— À FAIRE —
Recopiez fidèlement le passage de l'article sur la transformation numérique en Afrique, en partant de « Strategies africaines de » et en terminant par « sur le continent. ».

Strategies africaines de transformation numeriques: entres limites et ambitions

Par DJIMGOU NGAMENI 23 avril 2021

Avant de commencer à m’intéresser de très près aux questions relatives à la transformation numérique en Afrique, j’étais comme beaucoup de professionnels africains qui parfois à l’occasion des colloques et autres séminaires jugés trop coûteux et non productifs, se plaignaient que la plupart de nos gouvernements étaient plus dans une logique de discours et d’affichage, mais manquait de réelle stratégie à moyen/long terme sur le sujet. De plus, jusqu’avant le lancement officiel en 2017 de l’extension des noms de domaine « .africa », l’idée répandue était aussi qu’il n’existe aucune vision / stratégie concertée des pays Africains pour amorcer ensemble la transformation digitale sur le continent.

 

A l’analyse, il convient d’indiquer que non seulement plusieurs pays ont déjà élaboré leur « plan national du numérique », mais aussi que ces plans s’inscrivent dans une vision plus globale à l’échelle du continent. La plupart de ces plans n’ont malheureusement pas beaucoup avancés dans l’implémentation depuis leur annonce officielle, et restent discutable sur le fond car parfois élaborés dans la précipitation, pour satisfaire des besoins de communication politique (cas du plan numérique de la RDC en 2020) !

 

On peut cependant objectivement constater que comme partout ailleurs dans le monde, plusieurs dirigeants africains se sont rendu compte que les technologies de l’information et de la communication jouent et continueront de jouer un rôle fondamental dans l’évolution socio-économique de l’Afrique. Ils sont désormais conscients que l’Afrique ne peut pas se permettre d’être à l’écart des opportunités que l’économie de la connaissance apporte. Cela les pousse à vouloir tirer parti des progrès déjà enregistrés dans les projets de connectivité (développement des infrastructures à large bande à travers le réseau de fibre optique intra et inter continental). Ainsi, on remarque que l’ambition commune qui se dégage de ces plans est d’utiliser la technologie pour réduire la pauvreté, renforcer la participation des citoyens à la vie publique, améliorer la prestation des services et créer de la prospérité pour leur population.

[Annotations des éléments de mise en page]

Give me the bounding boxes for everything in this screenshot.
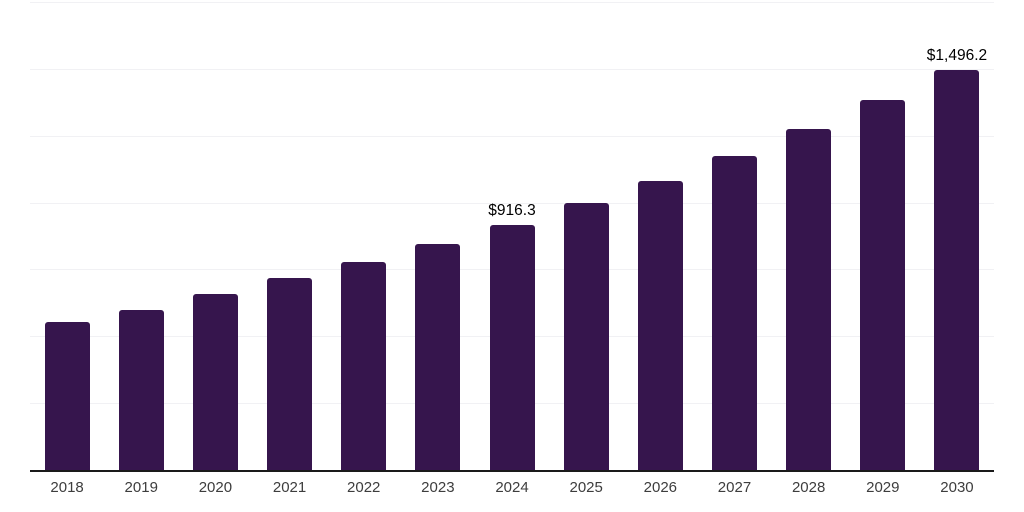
- x-tick-label-2030: 2030: [940, 479, 974, 496]
- bar-slot-2029: [846, 2, 920, 470]
- x-tick-label-2023: 2023: [421, 479, 455, 496]
- bar-slot-2024: $916.3: [475, 2, 549, 470]
- bar-slot-2022: [327, 2, 401, 470]
- bar-2019: [118, 310, 164, 470]
- bar-2028: [786, 129, 832, 470]
- x-tick-label-2021: 2021: [272, 479, 307, 496]
- bar-2027: [711, 156, 757, 470]
- x-tick-label-2019: 2019: [124, 479, 158, 496]
- bar-2021: [267, 278, 313, 470]
- bar-slot-2018: [30, 2, 104, 470]
- x-axis-labels: 2018 2019 2020 2021 2022 2023 2024 2025 2026 2027…: [30, 479, 994, 496]
- x-tick-label-2028: 2028: [791, 479, 826, 496]
- bar-2025: [563, 203, 609, 470]
- x-tick-label-2025: 2025: [569, 479, 603, 496]
- data-label-2030: $1,496.2: [926, 46, 988, 64]
- bar-2018: [44, 322, 90, 470]
- gridline-1750: [30, 2, 994, 3]
- x-tick-label-2026: 2026: [643, 479, 678, 496]
- x-tick-label-2018: 2018: [50, 479, 84, 496]
- gridline-1500: [30, 68, 994, 70]
- bar-slot-2027: [697, 2, 771, 470]
- bar-slot-2030: $1,496.2: [920, 2, 994, 470]
- bar-2026: [637, 180, 683, 470]
- x-tick-label-2022: 2022: [347, 479, 381, 496]
- x-tick-label-2027: 2027: [717, 479, 752, 496]
- bar-slot-2019: [104, 2, 178, 470]
- bar-slot-2020: [178, 2, 252, 470]
- bar-2024: $916.3: [488, 202, 536, 470]
- bars-container: $916.3 $1,496.2: [30, 2, 994, 470]
- bar-2022: [341, 261, 387, 470]
- plot-area: $916.3 $1,496.2: [30, 2, 994, 472]
- gridline-1250: [30, 135, 994, 137]
- bar-2020: [192, 293, 238, 470]
- gridline-1000: [30, 202, 994, 204]
- bar-slot-2028: [772, 2, 846, 470]
- bar-slot-2025: [549, 2, 623, 470]
- x-tick-label-2029: 2029: [866, 479, 900, 496]
- x-tick-label-2024: 2024: [495, 479, 529, 496]
- bar-2030: $1,496.2: [927, 47, 987, 470]
- bar-2029: [860, 100, 906, 470]
- data-label-2024: $916.3: [488, 201, 536, 219]
- bar-slot-2023: [401, 2, 475, 470]
- bar-slot-2021: [252, 2, 326, 470]
- bar-slot-2026: [623, 2, 697, 470]
- x-tick-label-2020: 2020: [198, 479, 233, 496]
- bar-2023: [415, 244, 461, 470]
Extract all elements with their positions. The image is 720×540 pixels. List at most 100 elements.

— RÉPONSE —
Strategies africaines de transformation numeriques: entres limites et ambitions

Par DJIMGOU NGAMENI 23 avril 2021

Avant de commencer à m’intéresser de très près aux questions relatives à la transformation numérique en Afrique, j’étais comme beaucoup de professionnels africains qui parfois à l’occasion des colloques et autres séminaires jugés trop coûteux et non productifs, se plaignaient que la plupart de nos gouvernements étaient plus dans une logique de discours et d’affichage, mais manquait de réelle stratégie à moyen/long terme sur le sujet. De plus, jusqu’avant le lancement officiel en 2017 de l’extension des noms de domaine « .africa », l’idée répandue était aussi qu’il n’existe aucune vision / stratégie concertée des pays Africains pour amorcer ensemble la transformation digitale sur le continent.